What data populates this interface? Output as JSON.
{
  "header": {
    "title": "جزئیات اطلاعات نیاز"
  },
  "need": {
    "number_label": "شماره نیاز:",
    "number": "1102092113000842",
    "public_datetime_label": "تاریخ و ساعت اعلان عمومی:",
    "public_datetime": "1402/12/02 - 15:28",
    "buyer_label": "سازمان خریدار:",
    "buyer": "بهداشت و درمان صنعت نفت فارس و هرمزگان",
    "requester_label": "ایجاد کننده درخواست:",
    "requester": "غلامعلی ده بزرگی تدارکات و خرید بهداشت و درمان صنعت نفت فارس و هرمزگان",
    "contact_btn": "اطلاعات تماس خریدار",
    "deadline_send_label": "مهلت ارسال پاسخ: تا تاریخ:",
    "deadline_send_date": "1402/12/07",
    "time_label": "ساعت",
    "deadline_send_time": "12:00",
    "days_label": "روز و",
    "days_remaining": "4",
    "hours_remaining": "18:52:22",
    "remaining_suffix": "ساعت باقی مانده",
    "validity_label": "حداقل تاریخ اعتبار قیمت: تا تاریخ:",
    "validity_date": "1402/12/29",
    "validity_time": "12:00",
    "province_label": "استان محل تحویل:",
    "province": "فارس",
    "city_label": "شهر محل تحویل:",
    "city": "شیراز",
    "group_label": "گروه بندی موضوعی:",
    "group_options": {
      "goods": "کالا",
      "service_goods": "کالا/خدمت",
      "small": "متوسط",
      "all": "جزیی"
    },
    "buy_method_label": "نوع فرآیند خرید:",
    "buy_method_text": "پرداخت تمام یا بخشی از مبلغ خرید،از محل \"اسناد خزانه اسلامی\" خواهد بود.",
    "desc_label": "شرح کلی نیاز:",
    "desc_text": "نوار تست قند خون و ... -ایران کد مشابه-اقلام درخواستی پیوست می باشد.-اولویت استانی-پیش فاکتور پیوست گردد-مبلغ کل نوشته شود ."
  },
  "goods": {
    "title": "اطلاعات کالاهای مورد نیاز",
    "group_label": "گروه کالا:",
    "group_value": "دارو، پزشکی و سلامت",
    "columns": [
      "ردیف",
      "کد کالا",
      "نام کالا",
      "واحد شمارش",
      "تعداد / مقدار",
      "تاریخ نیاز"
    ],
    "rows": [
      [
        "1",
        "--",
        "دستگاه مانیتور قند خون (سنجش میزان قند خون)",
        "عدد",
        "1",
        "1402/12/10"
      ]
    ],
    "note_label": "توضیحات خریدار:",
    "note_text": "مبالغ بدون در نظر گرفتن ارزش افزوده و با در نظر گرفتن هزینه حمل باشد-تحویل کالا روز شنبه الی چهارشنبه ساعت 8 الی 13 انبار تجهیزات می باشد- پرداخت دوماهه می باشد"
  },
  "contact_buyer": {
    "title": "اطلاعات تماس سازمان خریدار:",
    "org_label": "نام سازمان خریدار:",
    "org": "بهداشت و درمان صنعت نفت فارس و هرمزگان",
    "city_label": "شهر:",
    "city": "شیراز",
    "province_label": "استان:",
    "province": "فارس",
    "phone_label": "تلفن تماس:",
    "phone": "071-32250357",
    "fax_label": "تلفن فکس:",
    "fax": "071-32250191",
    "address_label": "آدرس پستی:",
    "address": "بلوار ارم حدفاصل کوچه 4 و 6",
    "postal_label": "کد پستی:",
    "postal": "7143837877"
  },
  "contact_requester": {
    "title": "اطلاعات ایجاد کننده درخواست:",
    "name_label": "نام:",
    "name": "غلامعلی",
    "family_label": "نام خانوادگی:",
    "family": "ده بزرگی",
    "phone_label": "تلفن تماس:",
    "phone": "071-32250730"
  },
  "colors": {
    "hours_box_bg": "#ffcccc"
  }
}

_Set problem_:
Output the whole listing above again, word for word.

_Final result_:
What data populates this interface? Output as JSON.
{
  "header": {
    "title": "جزئیات اطلاعات نیاز"
  },
  "need": {
    "number_label": "شماره نیاز:",
    "number": "1102092113000842",
    "public_datetime_label": "تاریخ و ساعت اعلان عمومی:",
    "public_datetime": "1402/12/02 - 15:28",
    "buyer_label": "سازمان خریدار:",
    "buyer": "بهداشت و درمان صنعت نفت فارس و هرمزگان",
    "requester_label": "ایجاد کننده درخواست:",
    "requester": "غلامعلی ده بزرگی تدارکات و خرید بهداشت و درمان صنعت نفت فارس و هرمزگان",
    "contact_btn": "اطلاعات تماس خریدار",
    "deadline_send_label": "مهلت ارسال پاسخ: تا تاریخ:",
    "deadline_send_date": "1402/12/07",
    "time_label": "ساعت",
    "deadline_send_time": "12:00",
    "days_label": "روز و",
    "days_remaining": "4",
    "hours_remaining": "18:52:22",
    "remaining_suffix": "ساعت باقی مانده",
    "validity_label": "حداقل تاریخ اعتبار قیمت: تا تاریخ:",
    "validity_date": "1402/12/29",
    "validity_time": "12:00",
    "province_label": "استان محل تحویل:",
    "province": "فارس",
    "city_label": "شهر محل تحویل:",
    "city": "شیراز",
    "group_label": "گروه بندی موضوعی:",
    "group_options": {
      "goods": "کالا",
      "service_goods": "کالا/خدمت",
      "small": "متوسط",
      "all": "جزیی"
    },
    "buy_method_label": "نوع فرآیند خرید:",
    "buy_method_text": "پرداخت تمام یا بخشی از مبلغ خرید،از محل \"اسناد خزانه اسلامی\" خواهد بود.",
    "desc_label": "شرح کلی نیاز:",
    "desc_text": "نوار تست قند خون و ... -ایران کد مشابه-اقلام درخواستی پیوست می باشد.-اولویت استانی-پیش فاکتور پیوست گردد-مبلغ کل نوشته شود ."
  },
  "goods": {
    "title": "اطلاعات کالاهای مورد نیاز",
    "group_label": "گروه کالا:",
    "group_value": "دارو، پزشکی و سلامت",
    "columns": [
      "ردیف",
      "کد کالا",
      "نام کالا",
      "واحد شمارش",
      "تعداد / مقدار",
      "تاریخ نیاز"
    ],
    "rows": [
      [
        "1",
        "--",
        "دستگاه مانیتور قند خون (سنجش میزان قند خون)",
        "عدد",
        "1",
        "1402/12/10"
      ]
    ],
    "note_label": "توضیحات خریدار:",
    "note_text": "مبالغ بدون در نظر گرفتن ارزش افزوده و با در نظر گرفتن هزینه حمل باشد-تحویل کالا روز شنبه الی چهارشنبه ساعت 8 الی 13 انبار تجهیزات می باشد- پرداخت دوماهه می باشد"
  },
  "contact_buyer": {
    "title": "اطلاعات تماس سازمان خریدار:",
    "org_label": "نام سازمان خریدار:",
    "org": "بهداشت و درمان صنعت نفت فارس و هرمزگان",
    "city_label": "شهر:",
    "city": "شیراز",
    "province_label": "استان:",
    "province": "فارس",
    "phone_label": "تلفن تماس:",
    "phone": "071-32250357",
    "fax_label": "تلفن فکس:",
    "fax": "071-32250191",
    "address_label": "آدرس پستی:",
    "address": "بلوار ارم حدفاصل کوچه 4 و 6",
    "postal_label": "کد پستی:",
    "postal": "7143837877"
  },
  "contact_requester": {
    "title": "اطلاعات ایجاد کننده درخواست:",
    "name_label": "نام:",
    "name": "غلامعلی",
    "family_label": "نام خانوادگی:",
    "family": "ده بزرگی",
    "phone_label": "تلفن تماس:",
    "phone": "071-32250730"
  },
  "colors": {
    "hours_box_bg": "#ffcccc"
  }
}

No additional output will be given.